### Set task
Identify and pull out each line of the entries in which "name" occurs.

### Materials provided
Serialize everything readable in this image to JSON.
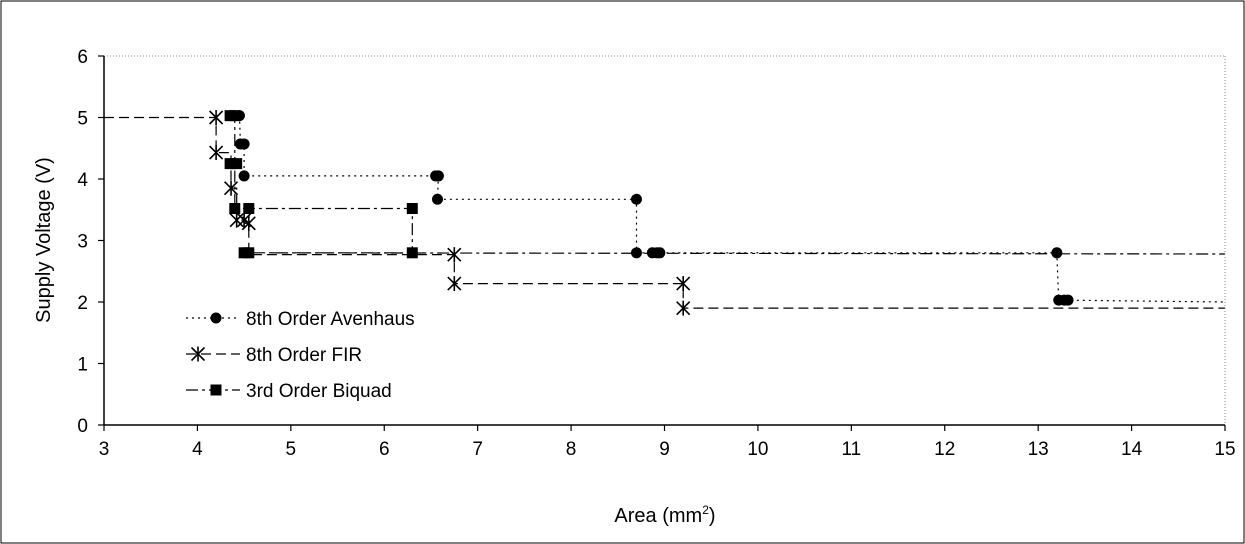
{
  "chart_data": {
    "type": "line",
    "title": "",
    "xlabel": "Area (mm",
    "xlabel_sup": "2",
    "xlabel_close": ")",
    "ylabel": "Supply Voltage (V)",
    "xlim": [
      3,
      15
    ],
    "ylim": [
      0,
      6
    ],
    "xticks": [
      "3",
      "4",
      "5",
      "6",
      "7",
      "8",
      "9",
      "10",
      "11",
      "12",
      "13",
      "14",
      "15"
    ],
    "yticks": [
      "0",
      "1",
      "2",
      "3",
      "4",
      "5",
      "6"
    ],
    "grid": false,
    "legend_position": "left",
    "series": [
      {
        "name": "8th Order Avenhaus",
        "style": "dotted",
        "marker": "circle",
        "points": [
          [
            4.45,
            5.03
          ],
          [
            4.46,
            4.57
          ],
          [
            4.5,
            4.57
          ],
          [
            4.5,
            4.05
          ],
          [
            6.55,
            4.05
          ],
          [
            6.58,
            4.05
          ],
          [
            6.57,
            3.67
          ],
          [
            8.7,
            3.67
          ],
          [
            8.7,
            2.8
          ],
          [
            8.87,
            2.8
          ],
          [
            8.92,
            2.8
          ],
          [
            8.95,
            2.8
          ],
          [
            13.2,
            2.8
          ],
          [
            13.22,
            2.03
          ],
          [
            13.28,
            2.03
          ],
          [
            13.32,
            2.03
          ]
        ],
        "markers": [
          [
            4.45,
            5.03
          ],
          [
            4.46,
            4.57
          ],
          [
            4.5,
            4.57
          ],
          [
            4.5,
            4.05
          ],
          [
            6.55,
            4.05
          ],
          [
            6.58,
            4.05
          ],
          [
            6.57,
            3.67
          ],
          [
            8.7,
            3.67
          ],
          [
            8.7,
            2.8
          ],
          [
            8.87,
            2.8
          ],
          [
            8.92,
            2.8
          ],
          [
            8.95,
            2.8
          ],
          [
            13.2,
            2.8
          ],
          [
            13.22,
            2.03
          ],
          [
            13.28,
            2.03
          ],
          [
            13.32,
            2.03
          ]
        ],
        "extend_to": [
          15,
          2.0
        ]
      },
      {
        "name": "8th Order FIR",
        "style": "dashed",
        "marker": "star",
        "points": [
          [
            3,
            5
          ],
          [
            4.2,
            5
          ],
          [
            4.2,
            4.43
          ],
          [
            4.36,
            4.43
          ],
          [
            4.36,
            3.85
          ],
          [
            4.42,
            3.85
          ],
          [
            4.42,
            3.33
          ],
          [
            4.5,
            3.33
          ],
          [
            4.5,
            3.28
          ],
          [
            4.55,
            3.28
          ],
          [
            4.55,
            2.77
          ],
          [
            6.75,
            2.77
          ],
          [
            6.75,
            2.3
          ],
          [
            9.2,
            2.3
          ],
          [
            9.2,
            1.9
          ],
          [
            15,
            1.9
          ]
        ],
        "markers": [
          [
            4.2,
            5
          ],
          [
            4.2,
            4.43
          ],
          [
            4.36,
            3.85
          ],
          [
            4.42,
            3.33
          ],
          [
            4.5,
            3.33
          ],
          [
            4.55,
            3.28
          ],
          [
            6.75,
            2.77
          ],
          [
            6.75,
            2.3
          ],
          [
            9.2,
            2.3
          ],
          [
            9.2,
            1.9
          ]
        ]
      },
      {
        "name": "3rd Order Biquad",
        "style": "dashdot",
        "marker": "square",
        "points": [
          [
            4.35,
            5.03
          ],
          [
            4.4,
            5.03
          ],
          [
            4.35,
            4.25
          ],
          [
            4.42,
            4.25
          ],
          [
            4.4,
            3.52
          ],
          [
            4.55,
            3.52
          ],
          [
            6.3,
            3.52
          ],
          [
            6.3,
            2.8
          ],
          [
            4.5,
            2.8
          ],
          [
            4.55,
            2.8
          ],
          [
            15,
            2.78
          ]
        ],
        "path": [
          [
            4.35,
            5.03
          ],
          [
            4.4,
            5.03
          ],
          [
            4.4,
            4.25
          ],
          [
            4.35,
            4.25
          ],
          [
            4.4,
            4.25
          ],
          [
            4.4,
            3.52
          ],
          [
            6.3,
            3.52
          ],
          [
            6.3,
            2.8
          ],
          [
            4.5,
            2.8
          ],
          [
            15,
            2.78
          ]
        ],
        "markers": [
          [
            4.35,
            5.03
          ],
          [
            4.4,
            5.03
          ],
          [
            4.35,
            4.25
          ],
          [
            4.42,
            4.25
          ],
          [
            4.4,
            3.52
          ],
          [
            4.55,
            3.52
          ],
          [
            6.3,
            3.52
          ],
          [
            6.3,
            2.8
          ],
          [
            4.5,
            2.8
          ],
          [
            4.55,
            2.8
          ]
        ]
      }
    ]
  }
}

### Complete answer
        "name": "8th Order Avenhaus",
        "name": "8th Order FIR",
        "name": "3rd Order Biquad",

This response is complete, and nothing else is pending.